- RECORDS SHOWN:
━━━━━━━━━━━━━━━━
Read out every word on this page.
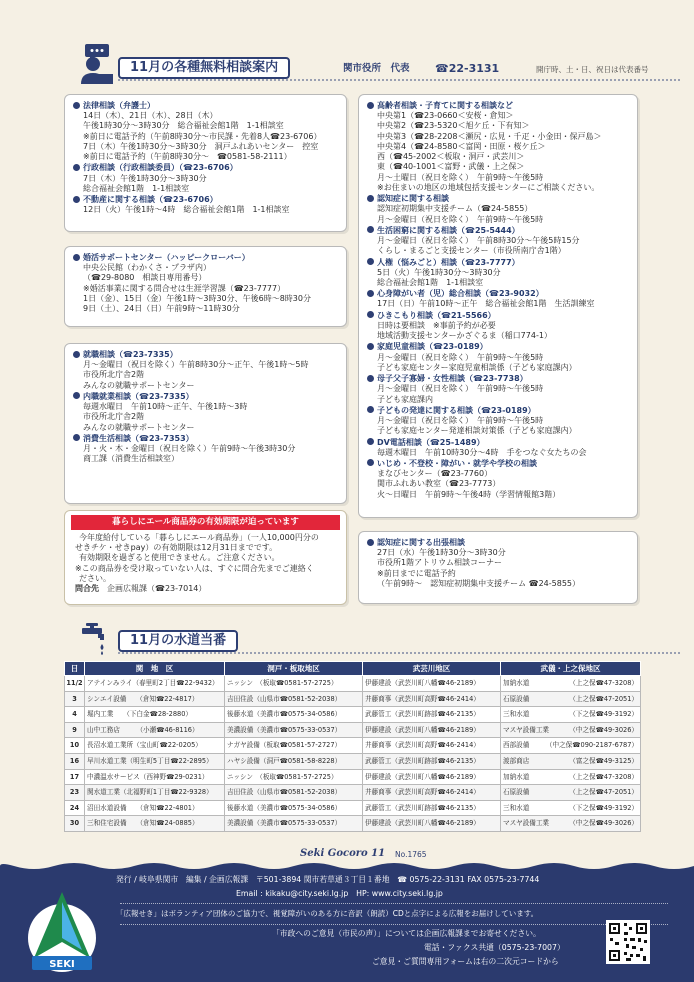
11月の各種無料相談案内	関市役所　代表 ☎22-3131	開庁時、土・日、祝日は代表番号
法律相談（弁護士）
14日（木）、21日（木）、28日（木）
午後1時30分～3時30分　総合福祉会館1階　1-1相談室
※前日に電話予約（午前8時30分～市民課・先着8人☎23-6706）
7日（木）午後1時30分～3時30分　洞戸ふれあいセンター　控室
※前日に電話予約（午前8時30分～　☎0581-58-2111）
行政相談（行政相談委員）（☎23-6706）
7日（木）午後1時30分～3時30分
総合福祉会館1階　1-1相談室
不動産に関する相談（☎23-6706）
12日（火）午後1時～4時　総合福祉会館1階　1-1相談室
婚活サポートセンター（ハッピークローバー）
中央公民館（わかくさ・プラザ内）
（☎29-8080　相談日専用番号）
※婚活事業に関する問合せは生涯学習課（☎23-7777）
1日（金）、15日（金）午後1時～3時30分、午後6時～8時30分
9日（土）、24日（日）午前9時～11時30分
就職相談（☎23-7335）
月～金曜日（祝日を除く）午前8時30分～正午、午後1時～5時
市役所北庁舎2階
みんなの就職サポートセンター
内職就業相談（☎23-7335）
毎週水曜日　午前10時～正午、午後1時～3時
市役所北庁舎2階
みんなの就職サポートセンター
消費生活相談（☎23-7353）
月・火・木・金曜日（祝日を除く）午前9時～午後3時30分
商工課（消費生活相談室）
高齢者相談・子育てに関する相談など
中央第1（☎23-0660＜安桜・倉知＞
中央第2（☎23-5320＜旭ケ丘・下有知＞
中央第3（☎28-2208＜瀬尻・広見・千疋・小金田・保戸島＞
中央第4（☎24-8580＜富岡・田原・桜ケ丘＞
西（☎45-2002＜板取・洞戸・武芸川＞
東（☎40-1001＜富野・武儀・上之保＞
月～土曜日（祝日を除く）　午前9時～午後5時
※お住まいの地区の地域包括支援センターにご相談ください。
認知症に関する相談
認知症初期集中支援チーム（☎24-5855）
月～金曜日（祝日を除く）　午前9時～午後5時
生活困窮に関する相談（☎25-5444）
月～金曜日（祝日を除く）　午前8時30分～午後5時15分
くらし・まるごと支援センター（市役所南庁舎1階）
人権（悩みごと）相談（☎23-7777）
5日（火）午後1時30分～3時30分
総合福祉会館1階　1-1相談室
心身障がい者（児）総合相談（☎23-9032）
17日（日）午前10時～正午　総合福祉会館1階　生活訓練室
ひきこもり相談（☎21-5566）
日時は要相談　※事前予約が必要
地域活動支援センターかざぐるま（稲口774-1）
家庭児童相談（☎23-0189）
月～金曜日（祝日を除く）　午前9時～午後5時
子ども家庭センター家庭児童相談係（子ども家庭課内）
母子父子寡婦・女性相談（☎23-7738）
月～金曜日（祝日を除く）　午前9時～午後5時
子ども家庭課内
子どもの発達に関する相談（☎23-0189）
月～金曜日（祝日を除く）　午前9時～午後5時
子ども家庭センター発達相談対策係（子ども家庭課内）
DV電話相談（☎25-1489）
毎週木曜日　午前10時30分～4時　手をつなぐ女たちの会
いじめ・不登校・障がい・就学や学校の相談
まなびセンター（☎23-7760）
関市ふれあい教室（☎23-7773）
火～日曜日　午前9時～午後4時（学習情報館3階）
認知症に関する出張相談
27日（水）午後1時30分～3時30分
市役所1階アトリウム相談コーナー
※前日までに電話予約
（午前9時～　認知症初期集中支援チーム ☎24-5855）
暮らしにエール商品券の有効期限が迫っています
今年度給付している「暮らしにエール商品券」（一人10,000円分の
せきチケ・せきpay）の有効期限は12月31日までです。
有効期限を過ぎると使用できません。ご注意ください。
※この商品券を受け取っていない人は、すぐに問合先までご連絡く
ださい。
問合先　 企画広報課（☎23-7014）
11月の水道当番
日	関　地　区	洞戸・板取地区	武芸川地区	武儀・上之保地区
11/2	アテインみライ（春里町2丁目☎22-9432）	ニッシン　（板取☎0581-57-2725）	伊藤建設（武芸川町八幡☎46-2189）	加納水道 （上之保☎47-3208）

3	シンエイ設備　　（倉知☎22-4817）	吉田住設（山県市☎0581-52-2038）	井藤商事（武芸川町高野☎46-2414）	石原設備 （上之保☎47-2051）

4	堀内工業　　（下白金☎28-2880）	後藤水道（美濃市☎0575-34-0586）	武藤管工（武芸川町跡部☎46-2135）	三和水道 （下之保☎49-3192）

9	山中工務店　　　（小瀬☎46-8116）	美濃設備（美濃市☎0575-33-0537）	伊藤建設（武芸川町八幡☎46-2189）	マスヤ設備工業 （中之保☎49-3026）

10	長沼水道工業所（宝山町☎22-0205）	ナガヤ設備（板取☎0581-57-2727）	井藤商事（武芸川町高野☎46-2414）	西部設備 （中之保☎090-2187-6787）

16	早川水道工業（明生町5丁目☎22-2895）	ハヤシ設備（洞戸☎0581-58-8228）	武藤管工（武芸川町跡部☎46-2135）	渡部商店 （富之保☎49-3125）

17	中濃温水サービス（西神野☎29-0231）	ニッシン　（板取☎0581-57-2725）	伊藤建設（武芸川町八幡☎46-2189）	加納水道 （上之保☎47-3208）

23	関水道工業（北福野町1丁目☎22-9328）	吉田住設（山県市☎0581-52-2038）	井藤商事（武芸川町高野☎46-2414）	石原設備 （上之保☎47-2051）

24	沼田水道設備　　（倉知☎22-4801）	後藤水道（美濃市☎0575-34-0586）	武藤管工（武芸川町跡部☎46-2135）	三和水道 （下之保☎49-3192）

30	三和住宅設備　　（倉知☎24-0885）	美濃設備（美濃市☎0575-33-0537）	伊藤建設（武芸川町八幡☎46-2189）	マスヤ設備工業 （中之保☎49-3026）
Seki Gocoro 11 No.1765
SEKI
発行 / 岐阜県関市　編集 / 企画広報課　〒501-3894 関市若草通３丁目１番地　☎ 0575-22-3131 FAX 0575-23-7744
Email : kikaku@city.seki.lg.jp　HP: www.city.seki.lg.jp
「広報せき」はボランティア団体のご協力で、視覚障がいのある方に音訳（朗読）CDと点字による広報をお届けしています。
「市政へのご意見（市民の声）」については企画広報課までお寄せください。
電話・ファクス共通（0575-23-7007）
ご意見・ご質問専用フォームは右の二次元コードから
━━━━━━━━━━━━━━━━
- TASK OBJECTIVE: Copy every record character for character. Skip the pictures.

- SOLVED EXERCISE:
Read out every word on this page.
11月の各種無料相談案内	関市役所　代表 ☎22-3131	開庁時、土・日、祝日は代表番号
法律相談（弁護士）
14日（木）、21日（木）、28日（木）
午後1時30分～3時30分　総合福祉会館1階　1-1相談室
※前日に電話予約（午前8時30分～市民課・先着8人☎23-6706）
7日（木）午後1時30分～3時30分　洞戸ふれあいセンター　控室
※前日に電話予約（午前8時30分～　☎0581-58-2111）
行政相談（行政相談委員）（☎23-6706）
7日（木）午後1時30分～3時30分
総合福祉会館1階　1-1相談室
不動産に関する相談（☎23-6706）
12日（火）午後1時～4時　総合福祉会館1階　1-1相談室
婚活サポートセンター（ハッピークローバー）
中央公民館（わかくさ・プラザ内）
（☎29-8080　相談日専用番号）
※婚活事業に関する問合せは生涯学習課（☎23-7777）
1日（金）、15日（金）午後1時～3時30分、午後6時～8時30分
9日（土）、24日（日）午前9時～11時30分
就職相談（☎23-7335）
月～金曜日（祝日を除く）午前8時30分～正午、午後1時～5時
市役所北庁舎2階
みんなの就職サポートセンター
内職就業相談（☎23-7335）
毎週水曜日　午前10時～正午、午後1時～3時
市役所北庁舎2階
みんなの就職サポートセンター
消費生活相談（☎23-7353）
月・火・木・金曜日（祝日を除く）午前9時～午後3時30分
商工課（消費生活相談室）
高齢者相談・子育てに関する相談など
中央第1（☎23-0660＜安桜・倉知＞
中央第2（☎23-5320＜旭ケ丘・下有知＞
中央第3（☎28-2208＜瀬尻・広見・千疋・小金田・保戸島＞
中央第4（☎24-8580＜富岡・田原・桜ケ丘＞
西（☎45-2002＜板取・洞戸・武芸川＞
東（☎40-1001＜富野・武儀・上之保＞
月～土曜日（祝日を除く）　午前9時～午後5時
※お住まいの地区の地域包括支援センターにご相談ください。
認知症に関する相談
認知症初期集中支援チーム（☎24-5855）
月～金曜日（祝日を除く）　午前9時～午後5時
生活困窮に関する相談（☎25-5444）
月～金曜日（祝日を除く）　午前8時30分～午後5時15分
くらし・まるごと支援センター（市役所南庁舎1階）
人権（悩みごと）相談（☎23-7777）
5日（火）午後1時30分～3時30分
総合福祉会館1階　1-1相談室
心身障がい者（児）総合相談（☎23-9032）
17日（日）午前10時～正午　総合福祉会館1階　生活訓練室
ひきこもり相談（☎21-5566）
日時は要相談　※事前予約が必要
地域活動支援センターかざぐるま（稲口774-1）
家庭児童相談（☎23-0189）
月～金曜日（祝日を除く）　午前9時～午後5時
子ども家庭センター家庭児童相談係（子ども家庭課内）
母子父子寡婦・女性相談（☎23-7738）
月～金曜日（祝日を除く）　午前9時～午後5時
子ども家庭課内
子どもの発達に関する相談（☎23-0189）
月～金曜日（祝日を除く）　午前9時～午後5時
子ども家庭センター発達相談対策係（子ども家庭課内）
DV電話相談（☎25-1489）
毎週木曜日　午前10時30分～4時　手をつなぐ女たちの会
いじめ・不登校・障がい・就学や学校の相談
まなびセンター（☎23-7760）
関市ふれあい教室（☎23-7773）
火～日曜日　午前9時～午後4時（学習情報館3階）
認知症に関する出張相談
27日（水）午後1時30分～3時30分
市役所1階アトリウム相談コーナー
※前日までに電話予約
（午前9時～　認知症初期集中支援チーム ☎24-5855）
暮らしにエール商品券の有効期限が迫っています
今年度給付している「暮らしにエール商品券」（一人10,000円分の
せきチケ・せきpay）の有効期限は12月31日までです。
有効期限を過ぎると使用できません。ご注意ください。
※この商品券を受け取っていない人は、すぐに問合先までご連絡く
ださい。
問合先　 企画広報課（☎23-7014）
11月の水道当番
日	関　地　区	洞戸・板取地区	武芸川地区	武儀・上之保地区
11/2	アテインみライ（春里町2丁目☎22-9432）	ニッシン　（板取☎0581-57-2725）	伊藤建設（武芸川町八幡☎46-2189）	加納水道 （上之保☎47-3208）

3	シンエイ設備　　（倉知☎22-4817）	吉田住設（山県市☎0581-52-2038）	井藤商事（武芸川町高野☎46-2414）	石原設備 （上之保☎47-2051）

4	堀内工業　　（下白金☎28-2880）	後藤水道（美濃市☎0575-34-0586）	武藤管工（武芸川町跡部☎46-2135）	三和水道 （下之保☎49-3192）

9	山中工務店　　　（小瀬☎46-8116）	美濃設備（美濃市☎0575-33-0537）	伊藤建設（武芸川町八幡☎46-2189）	マスヤ設備工業 （中之保☎49-3026）

10	長沼水道工業所（宝山町☎22-0205）	ナガヤ設備（板取☎0581-57-2727）	井藤商事（武芸川町高野☎46-2414）	西部設備 （中之保☎090-2187-6787）

16	早川水道工業（明生町5丁目☎22-2895）	ハヤシ設備（洞戸☎0581-58-8228）	武藤管工（武芸川町跡部☎46-2135）	渡部商店 （富之保☎49-3125）

17	中濃温水サービス（西神野☎29-0231）	ニッシン　（板取☎0581-57-2725）	伊藤建設（武芸川町八幡☎46-2189）	加納水道 （上之保☎47-3208）

23	関水道工業（北福野町1丁目☎22-9328）	吉田住設（山県市☎0581-52-2038）	井藤商事（武芸川町高野☎46-2414）	石原設備 （上之保☎47-2051）

24	沼田水道設備　　（倉知☎22-4801）	後藤水道（美濃市☎0575-34-0586）	武藤管工（武芸川町跡部☎46-2135）	三和水道 （下之保☎49-3192）

30	三和住宅設備　　（倉知☎24-0885）	美濃設備（美濃市☎0575-33-0537）	伊藤建設（武芸川町八幡☎46-2189）	マスヤ設備工業 （中之保☎49-3026）
Seki Gocoro 11 No.1765
SEKI
発行 / 岐阜県関市　編集 / 企画広報課　〒501-3894 関市若草通３丁目１番地　☎ 0575-22-3131 FAX 0575-23-7744
Email : kikaku@city.seki.lg.jp　HP: www.city.seki.lg.jp
「広報せき」はボランティア団体のご協力で、視覚障がいのある方に音訳（朗読）CDと点字による広報をお届けしています。
「市政へのご意見（市民の声）」については企画広報課までお寄せください。
電話・ファクス共通（0575-23-7007）
ご意見・ご質問専用フォームは右の二次元コードから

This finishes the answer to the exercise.